Exercice écrit a » Résumez en deux phrases le portrait de Georges Renard.

Texte fourni »
+ + + +

Georges Renard est un normalien révolté et excommunié. L'homme qui accepta trop longtemps une orthodoxie ne s'affranchit jamais complètement: il peut devenir un hérétique, non un penseur libre. Il a acquis le besoin de marcher et de penser en bande, est devenu incapable de l'orgueil d'être seul, il changera de parti, ne se résignera jamais à être lui-même. Il faut qu'il appartienne à une armée, qu'il combatte à un rang, qui peut devenir le premier, qui reste toujours un rang. S'il a une âme généreuse, il choisit le groupe d'où il lui semble qu'on voit le plus de vérité; il n'ose pas aller droit aux lueurs en une vaillante recherche solitaire. Georges Renard fut un philosophe universitaire, assez courageux pour repousser les solutions de l'école, pas assez pour remarquer la niaiserie des questions posées. Puis il quitta le groupe où il contredisait, se rapprocha d'autres pédants avec lesquels il serait d'accord. Il est devenu le critique littéraire du parti socialiste: depuis quelques années, il étudie les idées et les œuvres à la lumière du flambeau Benoît Malon.

Ces hérétiques propagandistes peuvent valoir par la fougue éloquente ou par le sarcasme sec et tranchant. Ce dernier mérite fut celui de Georges Renard avant que la Suisse l'alourdît. Depuis il est surtout un logicien dangereux, grand découvreur de contradictions dans les paroles des adversaires.

+ + + +

Exercice écrit b » Parmi les lignes de données, recopiez celles qui commencent à la ligne contenant "list every element" et s'arrêtent à la ligne contenant "budget-label: Anggaran [192,597,271,616]", en remplaçant "Persen" par "Pourcentage" sans rien modifier d'autre. Laissez l'image de côté.

Données disponibles »
+ + + +

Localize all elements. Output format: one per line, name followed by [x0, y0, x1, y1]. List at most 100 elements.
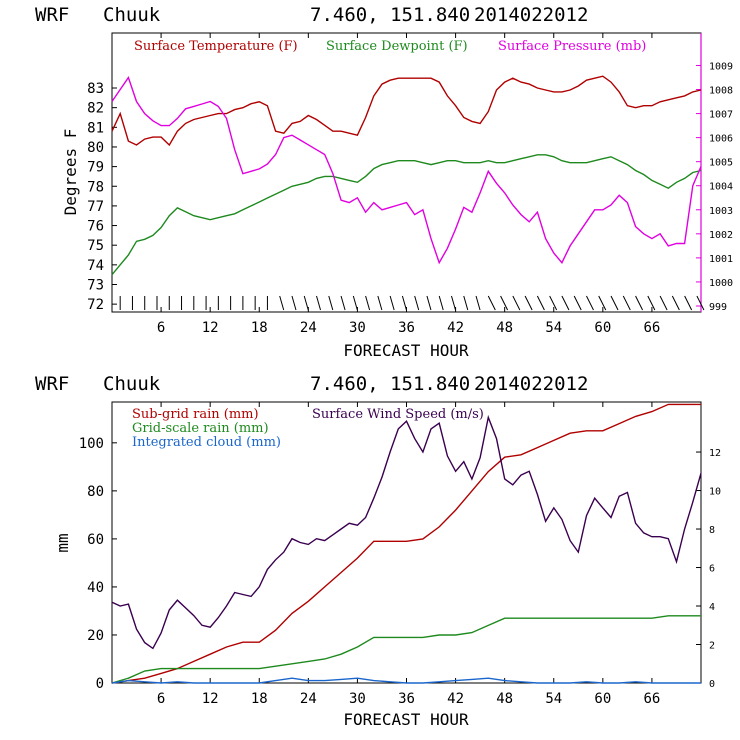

+ + + +

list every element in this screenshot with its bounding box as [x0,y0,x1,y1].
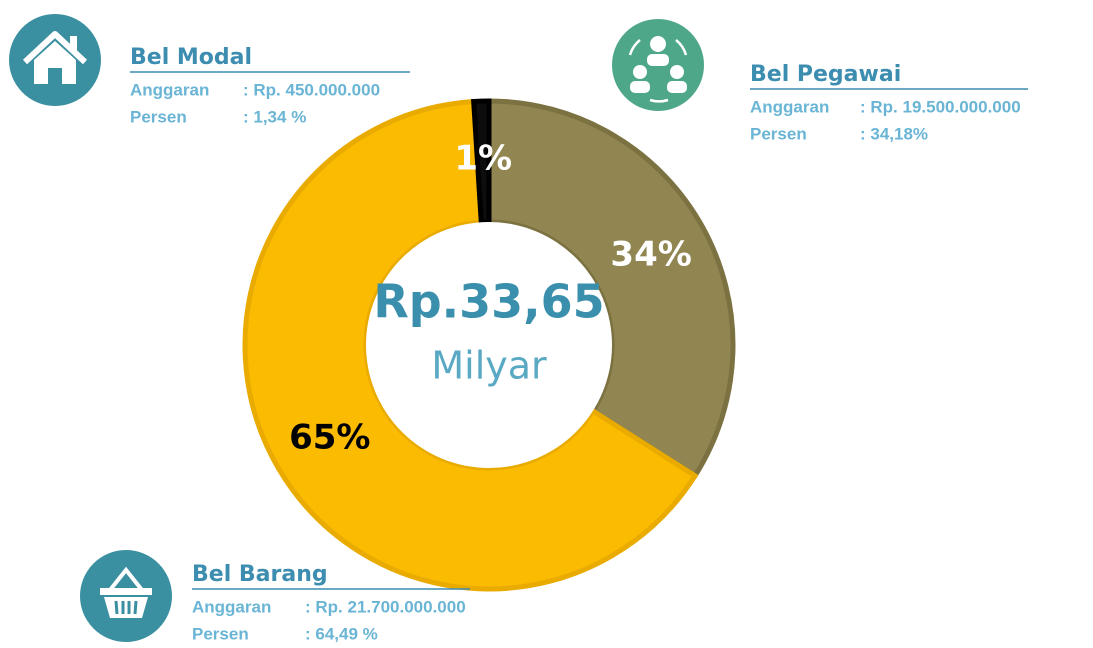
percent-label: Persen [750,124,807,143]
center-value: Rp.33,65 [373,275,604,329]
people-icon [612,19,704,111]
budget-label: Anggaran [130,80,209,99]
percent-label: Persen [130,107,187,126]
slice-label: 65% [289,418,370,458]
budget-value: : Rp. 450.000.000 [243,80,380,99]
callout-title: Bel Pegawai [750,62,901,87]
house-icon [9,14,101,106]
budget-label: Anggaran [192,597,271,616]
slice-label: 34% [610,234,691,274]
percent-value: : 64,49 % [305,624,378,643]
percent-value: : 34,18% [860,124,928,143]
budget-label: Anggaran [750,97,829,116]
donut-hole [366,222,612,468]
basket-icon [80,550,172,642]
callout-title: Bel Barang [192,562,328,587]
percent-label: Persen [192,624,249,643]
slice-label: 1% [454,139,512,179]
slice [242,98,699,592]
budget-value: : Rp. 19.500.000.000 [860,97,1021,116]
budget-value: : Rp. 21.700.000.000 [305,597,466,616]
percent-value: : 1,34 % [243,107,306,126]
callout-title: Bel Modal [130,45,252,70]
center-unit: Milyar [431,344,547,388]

+ + + +

Corrigé a » Normalien révolté et excommunié, Georges Renard est présenté comme un hérétique incapable d'être un penseur libre, qui a besoin d'appartenir à un groupe et a quitté celui où il contredisait pour devenir le critique littéraire du parti socialiste. Son mérite fut d'abord un sarcasme sec et tranchant, avant que la Suisse ne l'alourdisse, et il est désormais surtout un logicien dangereux qui découvre des contradictions dans les paroles de ses adversaires.

Corrigé b »
list every element in this screenshot with its bounding box as [x0,y0,x1,y1].
percent-label: Pourcentage [750,124,807,143]
center-value: Rp.33,65 [373,275,604,329]
people-icon [612,19,704,111]
budget-label: Anggaran [130,80,209,99]
percent-label: Pourcentage [130,107,187,126]
slice-label: 65% [289,418,370,458]
budget-value: : Rp. 450.000.000 [243,80,380,99]
callout-title: Bel Pegawai [750,62,901,87]
house-icon [9,14,101,106]
budget-label: Anggaran [192,597,271,616]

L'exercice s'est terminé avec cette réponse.